* begin *

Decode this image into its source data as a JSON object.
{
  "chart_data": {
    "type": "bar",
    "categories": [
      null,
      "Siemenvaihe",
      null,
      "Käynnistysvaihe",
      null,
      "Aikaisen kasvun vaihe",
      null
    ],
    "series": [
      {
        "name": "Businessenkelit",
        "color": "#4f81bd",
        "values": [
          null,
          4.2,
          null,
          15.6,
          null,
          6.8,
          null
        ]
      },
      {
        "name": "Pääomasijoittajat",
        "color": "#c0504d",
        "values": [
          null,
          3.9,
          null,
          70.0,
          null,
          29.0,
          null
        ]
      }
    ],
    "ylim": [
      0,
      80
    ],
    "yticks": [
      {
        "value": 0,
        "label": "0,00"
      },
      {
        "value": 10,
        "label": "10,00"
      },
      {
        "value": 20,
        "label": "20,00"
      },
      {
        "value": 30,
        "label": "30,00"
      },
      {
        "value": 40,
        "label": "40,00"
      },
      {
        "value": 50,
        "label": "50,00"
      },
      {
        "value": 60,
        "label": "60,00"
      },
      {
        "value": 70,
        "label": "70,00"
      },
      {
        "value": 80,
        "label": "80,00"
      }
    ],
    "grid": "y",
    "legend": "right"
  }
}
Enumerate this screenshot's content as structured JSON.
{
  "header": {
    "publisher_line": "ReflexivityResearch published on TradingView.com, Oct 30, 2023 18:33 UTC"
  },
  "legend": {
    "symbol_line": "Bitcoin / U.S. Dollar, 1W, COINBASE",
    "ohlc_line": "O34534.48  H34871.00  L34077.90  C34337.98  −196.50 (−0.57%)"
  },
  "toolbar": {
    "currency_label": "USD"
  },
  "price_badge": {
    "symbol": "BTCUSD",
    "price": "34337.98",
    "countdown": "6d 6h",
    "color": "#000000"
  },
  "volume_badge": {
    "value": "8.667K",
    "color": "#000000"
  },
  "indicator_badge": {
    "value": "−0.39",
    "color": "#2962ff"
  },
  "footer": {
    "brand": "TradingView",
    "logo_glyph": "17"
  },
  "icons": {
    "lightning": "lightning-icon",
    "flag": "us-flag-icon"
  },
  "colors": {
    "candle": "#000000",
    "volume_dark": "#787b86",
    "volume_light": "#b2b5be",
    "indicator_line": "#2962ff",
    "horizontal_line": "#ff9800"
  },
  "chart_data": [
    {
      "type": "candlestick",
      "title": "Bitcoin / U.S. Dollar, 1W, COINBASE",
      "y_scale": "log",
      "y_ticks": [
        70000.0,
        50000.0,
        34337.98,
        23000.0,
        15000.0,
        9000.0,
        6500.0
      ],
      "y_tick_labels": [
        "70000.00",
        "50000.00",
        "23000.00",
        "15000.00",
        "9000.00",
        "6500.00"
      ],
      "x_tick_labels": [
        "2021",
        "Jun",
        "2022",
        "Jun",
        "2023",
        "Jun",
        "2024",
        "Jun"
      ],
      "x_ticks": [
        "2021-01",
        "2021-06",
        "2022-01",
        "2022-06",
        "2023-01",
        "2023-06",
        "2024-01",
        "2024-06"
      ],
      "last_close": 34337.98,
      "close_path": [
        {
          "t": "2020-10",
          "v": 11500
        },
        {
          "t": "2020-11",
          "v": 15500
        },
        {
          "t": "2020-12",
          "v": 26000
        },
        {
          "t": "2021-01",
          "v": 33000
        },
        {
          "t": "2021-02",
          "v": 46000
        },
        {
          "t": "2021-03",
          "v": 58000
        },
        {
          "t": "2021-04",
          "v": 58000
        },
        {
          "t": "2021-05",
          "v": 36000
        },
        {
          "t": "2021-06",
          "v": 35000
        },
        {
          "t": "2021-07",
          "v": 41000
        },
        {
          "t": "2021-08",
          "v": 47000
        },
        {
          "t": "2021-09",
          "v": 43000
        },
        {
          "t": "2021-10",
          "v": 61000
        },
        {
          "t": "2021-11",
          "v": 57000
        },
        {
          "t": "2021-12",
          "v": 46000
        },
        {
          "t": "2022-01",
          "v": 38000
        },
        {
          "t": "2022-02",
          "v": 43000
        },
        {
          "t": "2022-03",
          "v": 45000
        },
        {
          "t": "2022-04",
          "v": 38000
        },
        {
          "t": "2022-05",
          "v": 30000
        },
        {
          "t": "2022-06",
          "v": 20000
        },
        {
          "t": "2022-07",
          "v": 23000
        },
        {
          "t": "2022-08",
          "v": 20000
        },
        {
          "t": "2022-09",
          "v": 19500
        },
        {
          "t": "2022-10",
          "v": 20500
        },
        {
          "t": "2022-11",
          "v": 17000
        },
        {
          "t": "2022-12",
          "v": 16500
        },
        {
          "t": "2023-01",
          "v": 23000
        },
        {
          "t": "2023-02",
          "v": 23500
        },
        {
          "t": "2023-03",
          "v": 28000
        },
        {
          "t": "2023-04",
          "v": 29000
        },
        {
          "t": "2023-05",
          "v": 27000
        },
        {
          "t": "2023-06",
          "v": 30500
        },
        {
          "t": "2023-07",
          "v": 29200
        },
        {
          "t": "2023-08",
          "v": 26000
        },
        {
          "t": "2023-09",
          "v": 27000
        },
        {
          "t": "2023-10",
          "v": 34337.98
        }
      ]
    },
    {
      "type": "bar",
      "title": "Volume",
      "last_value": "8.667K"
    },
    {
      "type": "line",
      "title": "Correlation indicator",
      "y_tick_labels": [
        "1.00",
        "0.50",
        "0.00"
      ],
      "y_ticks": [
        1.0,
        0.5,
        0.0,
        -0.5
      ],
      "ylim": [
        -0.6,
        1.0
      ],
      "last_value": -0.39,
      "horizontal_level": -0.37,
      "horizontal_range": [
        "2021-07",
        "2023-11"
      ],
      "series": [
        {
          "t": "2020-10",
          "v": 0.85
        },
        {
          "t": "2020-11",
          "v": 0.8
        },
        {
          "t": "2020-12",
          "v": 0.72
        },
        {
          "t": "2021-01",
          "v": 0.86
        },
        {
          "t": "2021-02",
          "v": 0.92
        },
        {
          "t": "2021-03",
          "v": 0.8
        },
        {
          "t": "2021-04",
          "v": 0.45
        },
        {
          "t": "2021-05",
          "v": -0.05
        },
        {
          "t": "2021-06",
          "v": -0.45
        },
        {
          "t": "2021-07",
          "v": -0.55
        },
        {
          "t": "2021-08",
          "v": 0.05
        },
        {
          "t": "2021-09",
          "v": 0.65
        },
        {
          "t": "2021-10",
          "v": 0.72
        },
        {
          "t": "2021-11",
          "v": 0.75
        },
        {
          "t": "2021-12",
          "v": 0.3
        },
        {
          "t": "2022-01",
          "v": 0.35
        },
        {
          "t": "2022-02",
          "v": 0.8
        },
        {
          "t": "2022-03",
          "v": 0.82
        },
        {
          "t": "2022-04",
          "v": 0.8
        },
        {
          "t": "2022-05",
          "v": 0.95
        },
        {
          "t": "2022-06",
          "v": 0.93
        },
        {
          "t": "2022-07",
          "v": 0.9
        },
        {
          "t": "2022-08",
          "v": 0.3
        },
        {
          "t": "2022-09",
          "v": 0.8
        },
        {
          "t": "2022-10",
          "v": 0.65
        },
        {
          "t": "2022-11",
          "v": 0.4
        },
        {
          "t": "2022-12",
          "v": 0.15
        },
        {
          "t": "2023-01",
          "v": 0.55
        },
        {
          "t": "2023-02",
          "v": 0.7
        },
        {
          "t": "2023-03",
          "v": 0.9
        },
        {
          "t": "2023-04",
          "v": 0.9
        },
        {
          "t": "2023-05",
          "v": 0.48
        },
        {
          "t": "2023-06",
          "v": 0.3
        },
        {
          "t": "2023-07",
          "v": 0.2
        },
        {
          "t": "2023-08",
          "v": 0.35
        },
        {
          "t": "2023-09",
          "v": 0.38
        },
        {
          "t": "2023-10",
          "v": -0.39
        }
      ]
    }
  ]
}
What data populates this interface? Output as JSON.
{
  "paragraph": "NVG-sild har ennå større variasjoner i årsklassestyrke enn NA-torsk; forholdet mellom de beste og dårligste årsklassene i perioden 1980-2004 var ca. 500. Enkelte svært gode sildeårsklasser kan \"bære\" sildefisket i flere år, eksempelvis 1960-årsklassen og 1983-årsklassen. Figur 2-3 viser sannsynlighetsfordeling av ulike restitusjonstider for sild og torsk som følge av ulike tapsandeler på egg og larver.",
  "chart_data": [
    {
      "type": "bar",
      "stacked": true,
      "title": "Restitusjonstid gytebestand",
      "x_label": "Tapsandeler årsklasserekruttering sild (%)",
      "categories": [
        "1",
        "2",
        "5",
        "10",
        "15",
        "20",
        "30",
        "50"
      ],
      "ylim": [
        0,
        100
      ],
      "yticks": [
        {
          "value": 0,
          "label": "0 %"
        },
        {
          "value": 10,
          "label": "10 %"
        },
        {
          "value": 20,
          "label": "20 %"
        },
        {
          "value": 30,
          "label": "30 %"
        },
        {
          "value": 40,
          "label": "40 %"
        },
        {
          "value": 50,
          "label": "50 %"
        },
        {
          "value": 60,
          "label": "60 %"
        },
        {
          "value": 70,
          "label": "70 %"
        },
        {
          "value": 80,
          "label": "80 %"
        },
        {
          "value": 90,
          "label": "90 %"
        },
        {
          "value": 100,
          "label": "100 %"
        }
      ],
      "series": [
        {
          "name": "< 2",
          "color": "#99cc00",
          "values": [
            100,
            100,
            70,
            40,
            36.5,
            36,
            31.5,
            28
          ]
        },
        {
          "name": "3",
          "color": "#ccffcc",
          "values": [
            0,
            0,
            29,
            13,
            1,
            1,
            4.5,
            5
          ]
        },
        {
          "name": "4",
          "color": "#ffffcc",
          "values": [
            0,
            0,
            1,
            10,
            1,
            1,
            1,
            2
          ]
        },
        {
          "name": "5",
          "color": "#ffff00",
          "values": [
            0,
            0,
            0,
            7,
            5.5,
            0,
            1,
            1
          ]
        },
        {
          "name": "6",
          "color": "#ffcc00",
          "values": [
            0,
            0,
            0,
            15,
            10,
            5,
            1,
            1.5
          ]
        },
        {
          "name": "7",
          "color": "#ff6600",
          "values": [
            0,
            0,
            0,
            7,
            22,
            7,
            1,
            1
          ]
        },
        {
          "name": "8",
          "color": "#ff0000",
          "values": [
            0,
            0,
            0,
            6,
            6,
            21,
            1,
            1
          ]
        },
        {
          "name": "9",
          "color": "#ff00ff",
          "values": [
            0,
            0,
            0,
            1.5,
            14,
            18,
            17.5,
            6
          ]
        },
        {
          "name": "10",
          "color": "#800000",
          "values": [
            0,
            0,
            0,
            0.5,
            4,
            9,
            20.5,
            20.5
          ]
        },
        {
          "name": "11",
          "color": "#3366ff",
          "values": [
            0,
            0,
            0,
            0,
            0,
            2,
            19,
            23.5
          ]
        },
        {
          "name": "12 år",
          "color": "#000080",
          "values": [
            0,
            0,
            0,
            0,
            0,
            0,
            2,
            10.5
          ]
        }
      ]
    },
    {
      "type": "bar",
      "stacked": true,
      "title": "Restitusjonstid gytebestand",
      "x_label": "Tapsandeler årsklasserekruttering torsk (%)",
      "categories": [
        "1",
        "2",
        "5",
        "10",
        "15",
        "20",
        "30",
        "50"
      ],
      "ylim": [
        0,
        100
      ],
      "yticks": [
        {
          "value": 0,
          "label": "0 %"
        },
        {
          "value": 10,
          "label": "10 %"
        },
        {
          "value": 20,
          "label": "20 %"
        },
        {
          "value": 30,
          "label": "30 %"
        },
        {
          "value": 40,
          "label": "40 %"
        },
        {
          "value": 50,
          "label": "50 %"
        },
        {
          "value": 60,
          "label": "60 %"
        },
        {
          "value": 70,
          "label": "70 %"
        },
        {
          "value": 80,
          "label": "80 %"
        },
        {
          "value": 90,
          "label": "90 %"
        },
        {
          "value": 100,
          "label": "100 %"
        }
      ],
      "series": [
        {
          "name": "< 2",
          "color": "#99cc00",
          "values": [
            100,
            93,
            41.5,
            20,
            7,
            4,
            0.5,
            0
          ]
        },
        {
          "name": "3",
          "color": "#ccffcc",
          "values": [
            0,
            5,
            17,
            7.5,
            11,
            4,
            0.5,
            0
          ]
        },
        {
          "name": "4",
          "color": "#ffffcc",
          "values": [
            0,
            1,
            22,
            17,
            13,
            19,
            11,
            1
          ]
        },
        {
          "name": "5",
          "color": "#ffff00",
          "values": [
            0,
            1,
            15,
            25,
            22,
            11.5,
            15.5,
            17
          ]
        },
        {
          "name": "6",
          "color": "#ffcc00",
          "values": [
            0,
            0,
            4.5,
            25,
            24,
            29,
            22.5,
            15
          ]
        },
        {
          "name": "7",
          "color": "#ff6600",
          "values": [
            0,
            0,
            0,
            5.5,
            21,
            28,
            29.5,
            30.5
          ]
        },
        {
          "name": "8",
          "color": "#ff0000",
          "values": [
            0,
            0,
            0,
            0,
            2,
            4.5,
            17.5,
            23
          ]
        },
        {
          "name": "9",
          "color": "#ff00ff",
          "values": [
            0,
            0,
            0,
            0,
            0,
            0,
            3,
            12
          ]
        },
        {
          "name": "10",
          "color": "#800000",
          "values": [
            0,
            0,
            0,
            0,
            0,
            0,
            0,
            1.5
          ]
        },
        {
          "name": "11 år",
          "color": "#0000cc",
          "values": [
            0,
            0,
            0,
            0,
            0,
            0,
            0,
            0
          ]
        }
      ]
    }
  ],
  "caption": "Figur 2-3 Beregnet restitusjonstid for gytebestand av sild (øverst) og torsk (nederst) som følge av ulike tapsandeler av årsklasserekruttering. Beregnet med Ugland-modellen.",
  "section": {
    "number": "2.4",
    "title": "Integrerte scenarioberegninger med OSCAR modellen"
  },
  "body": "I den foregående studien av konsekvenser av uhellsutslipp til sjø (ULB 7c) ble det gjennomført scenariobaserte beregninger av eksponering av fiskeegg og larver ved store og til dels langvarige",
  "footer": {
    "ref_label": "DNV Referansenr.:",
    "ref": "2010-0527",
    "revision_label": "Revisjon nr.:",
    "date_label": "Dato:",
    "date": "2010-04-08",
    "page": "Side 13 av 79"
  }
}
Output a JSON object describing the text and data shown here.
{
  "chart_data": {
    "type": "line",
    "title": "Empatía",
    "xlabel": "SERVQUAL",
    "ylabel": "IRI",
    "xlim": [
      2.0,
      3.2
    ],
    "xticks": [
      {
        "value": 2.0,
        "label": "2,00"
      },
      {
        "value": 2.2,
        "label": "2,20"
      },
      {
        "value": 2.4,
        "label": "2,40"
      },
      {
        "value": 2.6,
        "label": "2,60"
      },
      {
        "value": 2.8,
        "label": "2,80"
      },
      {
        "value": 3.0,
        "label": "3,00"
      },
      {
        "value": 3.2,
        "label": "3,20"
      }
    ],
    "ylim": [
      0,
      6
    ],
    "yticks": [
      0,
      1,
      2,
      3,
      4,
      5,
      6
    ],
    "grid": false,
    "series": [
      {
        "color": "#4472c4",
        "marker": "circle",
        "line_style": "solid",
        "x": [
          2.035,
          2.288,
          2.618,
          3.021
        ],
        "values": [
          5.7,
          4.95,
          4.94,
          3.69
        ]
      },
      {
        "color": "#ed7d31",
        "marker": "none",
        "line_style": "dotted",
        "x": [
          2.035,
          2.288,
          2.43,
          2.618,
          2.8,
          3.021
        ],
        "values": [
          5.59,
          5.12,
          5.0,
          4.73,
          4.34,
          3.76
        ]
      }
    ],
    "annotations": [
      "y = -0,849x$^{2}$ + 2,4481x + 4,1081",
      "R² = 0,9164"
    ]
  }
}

* end *

[Task details]: Using the records above, list each line that includes "Dollar".

[Reply to the task]:
    "symbol_line": "Bitcoin / U.S. Dollar, 1W, COINBASE",
      "title": "Bitcoin / U.S. Dollar, 1W, COINBASE",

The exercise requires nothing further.